▶ [Reading passage]
FWIW, I've found that non-specialist police officers actually know very little about motoring law.

As an aside, the changes from 2008 also allow you to renew your tax from the 5th of the preceding month, rather than having to wait until 14 days before expiry; this gives a better chance to sort out any postal delivery problems.

Chris

Reply to
Chris Whelan

same with me, I have bought the best part of a hundred discs online with no problems at all, they usually arrive in 3 or 4 days.

Reply to
Mrcheerful

Well they had more or less taken a front and welded that to the rear and I ended up querying this with someone in the MOT "office" who's opinion was that it wasn't really an "offence" as such!.

I suppose that all cars are lots of differing bits of metal welded together anyway;!...

Reply to
tony sayer
[...]

And some leave the factory having already been repaired...

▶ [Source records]
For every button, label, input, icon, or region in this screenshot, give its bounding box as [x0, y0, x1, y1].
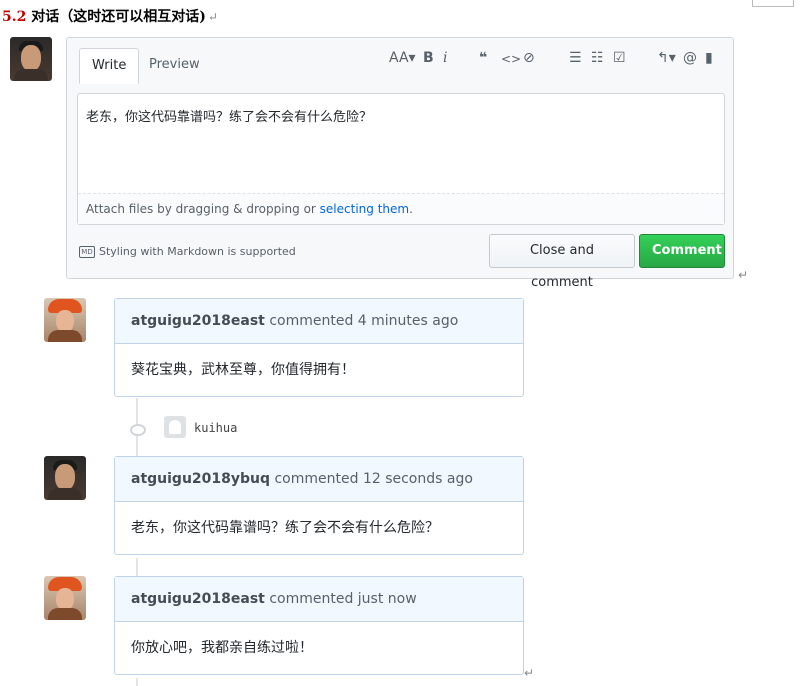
comment-header: atguigu2018ybuq commented 12 seconds ago [115, 457, 523, 502]
timeline-event-dot [130, 424, 146, 436]
comment-time[interactable]: 4 minutes ago [358, 313, 459, 329]
attach-text: Attach files by dragging & dropping or [86, 202, 320, 216]
comment-header: atguigu2018east commented 4 minutes ago [115, 299, 523, 344]
tab-preview[interactable]: Preview [137, 48, 212, 82]
comment-body: 葵花宝典，武林至尊，你值得拥有！ [131, 362, 355, 378]
comment-button[interactable]: Comment [639, 234, 725, 268]
comment-time[interactable]: just now [358, 591, 417, 607]
link-icon[interactable]: ⊘ [523, 50, 535, 66]
return-mark: ↵ [524, 666, 535, 680]
return-mark: ↵ [207, 10, 218, 24]
comment-editor: Write Preview AA▾ B i ❝ <> ⊘ ☰ ☷ ☑ ↰▾ @ … [66, 37, 734, 290]
mention-icon[interactable]: @ [683, 50, 697, 66]
section-heading: 5.2 对话（这时还可以相互对话) ↵ [2, 6, 218, 26]
comment-action: commented [269, 591, 354, 607]
markdown-icon: MD [79, 246, 95, 258]
section-title: 对话（这时还可以相互对话) [31, 9, 206, 25]
comment-body: 你放心吧，我都亲自练过啦！ [131, 640, 313, 656]
comment-textarea[interactable]: 老东，你这代码靠谱吗？练了会不会有什么危险？ Attach files by d… [77, 93, 725, 225]
comment-action: commented [274, 471, 359, 487]
section-number: 5.2 [2, 9, 27, 25]
label-event-text[interactable]: kuihua [194, 421, 237, 435]
comment-author[interactable]: atguigu2018ybuq [131, 471, 270, 487]
code-icon[interactable]: <> [501, 52, 521, 66]
attach-suffix: . [409, 202, 413, 216]
textarea-value[interactable]: 老东，你这代码靠谱吗？练了会不会有什么危险？ [86, 106, 372, 125]
quote-icon[interactable]: ❝ [479, 50, 487, 66]
timeline-line [136, 558, 138, 576]
attach-files-bar[interactable]: Attach files by dragging & dropping or s… [78, 193, 724, 224]
markdown-note[interactable]: MD Styling with Markdown is supported [79, 245, 296, 258]
tab-write[interactable]: Write [79, 48, 140, 84]
numbered-list-icon[interactable]: ☷ [591, 50, 604, 66]
markdown-toolbar: AA▾ B i ❝ <> ⊘ ☰ ☷ ☑ ↰▾ @ ▮ [389, 50, 719, 70]
close-and-comment-button[interactable]: Close and comment [489, 234, 635, 290]
text-size-icon[interactable]: AA▾ [389, 50, 416, 66]
label-event-avatar[interactable] [164, 416, 186, 438]
comment-author[interactable]: atguigu2018east [131, 591, 265, 607]
avatar[interactable] [44, 576, 86, 620]
task-list-icon[interactable]: ☑ [613, 50, 626, 66]
comment: atguigu2018east commented 4 minutes ago … [114, 298, 524, 397]
comment-time[interactable]: 12 seconds ago [363, 471, 473, 487]
reply-icon[interactable]: ↰▾ [657, 50, 676, 66]
bold-icon[interactable]: B [423, 50, 434, 66]
markdown-note-text: Styling with Markdown is supported [99, 245, 296, 258]
return-mark: ↵ [738, 268, 749, 282]
avatar[interactable] [44, 456, 86, 500]
comment-header: atguigu2018east commented just now [115, 577, 523, 622]
italic-icon[interactable]: i [443, 50, 447, 66]
selecting-them-link[interactable]: selecting them [320, 202, 409, 216]
bookmark-icon[interactable]: ▮ [705, 50, 713, 66]
bullet-list-icon[interactable]: ☰ [569, 50, 582, 66]
timeline-line [136, 678, 138, 686]
comment-author[interactable]: atguigu2018east [131, 313, 265, 329]
comment: atguigu2018ybuq commented 12 seconds ago… [114, 456, 524, 555]
comment: atguigu2018east commented just now 你放心吧，… [114, 576, 524, 675]
comment-action: commented [269, 313, 354, 329]
comment-body: 老东，你这代码靠谱吗？练了会不会有什么危险？ [131, 520, 439, 536]
page-corner-mark [752, 0, 794, 7]
avatar[interactable] [44, 298, 86, 342]
avatar[interactable] [10, 37, 52, 81]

▶ [Direction 1] According to the forum thread, from what point do the 2008 changes allow you to renew your tax?
▶ [Direction 2] Please take the entries from the line with "comment-header: atguigu2018ybuq commented" through the line with "comment-header: atguigu2018east commented 4" and rename "attach-text" to "upload-hint" in them, keeping the rest of those lines unchanged.

▶ [Full solution 1] From the 5th of the preceding month.

▶ [Full solution 2]
comment-header: atguigu2018ybuq commented 12 seconds ago [115, 457, 523, 502]
timeline-event-dot [130, 424, 146, 436]
comment-time[interactable]: 4 minutes ago [358, 313, 459, 329]
upload-hint: Attach files by dragging & dropping or [86, 202, 320, 216]
comment-header: atguigu2018east commented 4 minutes ago [115, 299, 523, 344]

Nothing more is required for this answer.